§ INSTRUCTIONS FOR THE TASK
Rewrite the entries below, swapping every "section-item" for "list-item" and leaving everything else unchanged.

§ DATA SHOWN
>>>
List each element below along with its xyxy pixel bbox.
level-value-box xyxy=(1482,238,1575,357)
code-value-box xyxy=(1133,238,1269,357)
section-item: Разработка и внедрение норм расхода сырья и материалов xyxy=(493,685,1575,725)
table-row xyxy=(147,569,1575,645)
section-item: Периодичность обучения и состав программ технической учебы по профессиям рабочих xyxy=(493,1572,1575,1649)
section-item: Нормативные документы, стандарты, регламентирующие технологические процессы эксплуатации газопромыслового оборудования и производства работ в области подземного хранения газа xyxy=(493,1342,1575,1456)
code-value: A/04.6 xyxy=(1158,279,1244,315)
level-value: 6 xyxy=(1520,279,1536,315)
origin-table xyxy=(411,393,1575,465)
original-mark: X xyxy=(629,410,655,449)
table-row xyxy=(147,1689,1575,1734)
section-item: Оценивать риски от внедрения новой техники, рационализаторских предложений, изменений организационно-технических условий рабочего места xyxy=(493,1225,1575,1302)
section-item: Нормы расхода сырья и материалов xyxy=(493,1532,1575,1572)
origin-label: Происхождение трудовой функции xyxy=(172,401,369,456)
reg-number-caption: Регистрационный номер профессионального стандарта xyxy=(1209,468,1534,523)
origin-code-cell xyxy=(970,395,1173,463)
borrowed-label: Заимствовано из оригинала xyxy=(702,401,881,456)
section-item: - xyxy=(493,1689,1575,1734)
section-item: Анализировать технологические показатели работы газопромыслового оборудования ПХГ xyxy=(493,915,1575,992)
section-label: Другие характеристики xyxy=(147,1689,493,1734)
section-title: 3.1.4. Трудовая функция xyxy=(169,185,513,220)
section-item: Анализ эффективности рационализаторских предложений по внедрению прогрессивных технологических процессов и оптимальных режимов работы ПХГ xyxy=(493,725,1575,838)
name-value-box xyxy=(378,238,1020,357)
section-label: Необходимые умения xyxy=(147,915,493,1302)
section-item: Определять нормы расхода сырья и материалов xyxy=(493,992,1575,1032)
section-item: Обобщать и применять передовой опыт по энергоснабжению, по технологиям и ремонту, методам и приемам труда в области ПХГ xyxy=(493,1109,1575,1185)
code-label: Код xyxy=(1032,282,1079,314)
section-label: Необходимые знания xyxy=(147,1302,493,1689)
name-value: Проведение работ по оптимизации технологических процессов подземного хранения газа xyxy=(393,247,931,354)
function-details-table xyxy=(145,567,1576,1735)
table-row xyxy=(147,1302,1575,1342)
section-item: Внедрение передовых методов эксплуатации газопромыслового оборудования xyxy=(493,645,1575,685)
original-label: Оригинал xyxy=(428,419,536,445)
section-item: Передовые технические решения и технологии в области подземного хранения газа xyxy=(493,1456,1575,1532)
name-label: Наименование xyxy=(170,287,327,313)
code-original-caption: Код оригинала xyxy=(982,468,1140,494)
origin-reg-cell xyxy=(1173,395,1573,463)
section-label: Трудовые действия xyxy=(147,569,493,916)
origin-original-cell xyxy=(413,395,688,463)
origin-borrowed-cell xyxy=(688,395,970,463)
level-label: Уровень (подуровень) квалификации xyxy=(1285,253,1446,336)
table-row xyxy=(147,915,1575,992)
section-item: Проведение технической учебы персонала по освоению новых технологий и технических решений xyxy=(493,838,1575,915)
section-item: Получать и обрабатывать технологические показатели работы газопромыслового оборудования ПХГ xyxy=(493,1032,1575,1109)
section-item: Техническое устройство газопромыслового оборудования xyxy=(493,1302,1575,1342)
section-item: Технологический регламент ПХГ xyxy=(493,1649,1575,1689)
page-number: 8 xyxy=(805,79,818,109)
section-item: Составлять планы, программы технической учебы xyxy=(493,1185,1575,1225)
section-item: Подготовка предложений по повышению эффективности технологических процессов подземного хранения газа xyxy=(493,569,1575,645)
<<<
§ REPLY
List each element below along with its xyxy pixel bbox.
level-value-box xyxy=(1482,238,1575,357)
code-value-box xyxy=(1133,238,1269,357)
list-item: Разработка и внедрение норм расхода сырья и материалов xyxy=(493,685,1575,725)
table-row xyxy=(147,569,1575,645)
list-item: Периодичность обучения и состав программ технической учебы по профессиям рабочих xyxy=(493,1572,1575,1649)
list-item: Нормативные документы, стандарты, регламентирующие технологические процессы эксплуатации газопромыслового оборудования и производства работ в области подземного хранения газа xyxy=(493,1342,1575,1456)
code-value: A/04.6 xyxy=(1158,279,1244,315)
level-value: 6 xyxy=(1520,279,1536,315)
origin-table xyxy=(411,393,1575,465)
original-mark: X xyxy=(629,410,655,449)
table-row xyxy=(147,1689,1575,1734)
list-item: Оценивать риски от внедрения новой техники, рационализаторских предложений, изменений организационно-технических условий рабочего места xyxy=(493,1225,1575,1302)
list-item: Нормы расхода сырья и материалов xyxy=(493,1532,1575,1572)
origin-label: Происхождение трудовой функции xyxy=(172,401,369,456)
reg-number-caption: Регистрационный номер профессионального стандарта xyxy=(1209,468,1534,523)
origin-code-cell xyxy=(970,395,1173,463)
borrowed-label: Заимствовано из оригинала xyxy=(702,401,881,456)
list-item: - xyxy=(493,1689,1575,1734)
list-item: Анализировать технологические показатели работы газопромыслового оборудования ПХГ xyxy=(493,915,1575,992)
section-label: Другие характеристики xyxy=(147,1689,493,1734)
section-title: 3.1.4. Трудовая функция xyxy=(169,185,513,220)
list-item: Анализ эффективности рационализаторских предложений по внедрению прогрессивных технологических процессов и оптимальных режимов работы ПХГ xyxy=(493,725,1575,838)
name-value-box xyxy=(378,238,1020,357)
section-label: Необходимые умения xyxy=(147,915,493,1302)
list-item: Определять нормы расхода сырья и материалов xyxy=(493,992,1575,1032)
list-item: Обобщать и применять передовой опыт по энергоснабжению, по технологиям и ремонту, методам и приемам труда в области ПХГ xyxy=(493,1109,1575,1185)
code-label: Код xyxy=(1032,282,1079,314)
section-label: Необходимые знания xyxy=(147,1302,493,1689)
name-value: Проведение работ по оптимизации технологических процессов подземного хранения газа xyxy=(393,247,931,354)
function-details-table xyxy=(145,567,1576,1735)
table-row xyxy=(147,1302,1575,1342)
list-item: Внедрение передовых методов эксплуатации газопромыслового оборудования xyxy=(493,645,1575,685)
original-label: Оригинал xyxy=(428,419,536,445)
list-item: Передовые технические решения и технологии в области подземного хранения газа xyxy=(493,1456,1575,1532)
name-label: Наименование xyxy=(170,287,327,313)
code-original-caption: Код оригинала xyxy=(982,468,1140,494)
origin-reg-cell xyxy=(1173,395,1573,463)
section-label: Трудовые действия xyxy=(147,569,493,916)
origin-original-cell xyxy=(413,395,688,463)
origin-borrowed-cell xyxy=(688,395,970,463)
level-label: Уровень (подуровень) квалификации xyxy=(1285,253,1446,336)
table-row xyxy=(147,915,1575,992)
list-item: Проведение технической учебы персонала по освоению новых технологий и технических решений xyxy=(493,838,1575,915)
list-item: Получать и обрабатывать технологические показатели работы газопромыслового оборудования ПХГ xyxy=(493,1032,1575,1109)
list-item: Техническое устройство газопромыслового оборудования xyxy=(493,1302,1575,1342)
list-item: Технологический регламент ПХГ xyxy=(493,1649,1575,1689)
page-number: 8 xyxy=(805,79,818,109)
list-item: Составлять планы, программы технической учебы xyxy=(493,1185,1575,1225)
list-item: Подготовка предложений по повышению эффективности технологических процессов подземного хранения газа xyxy=(493,569,1575,645)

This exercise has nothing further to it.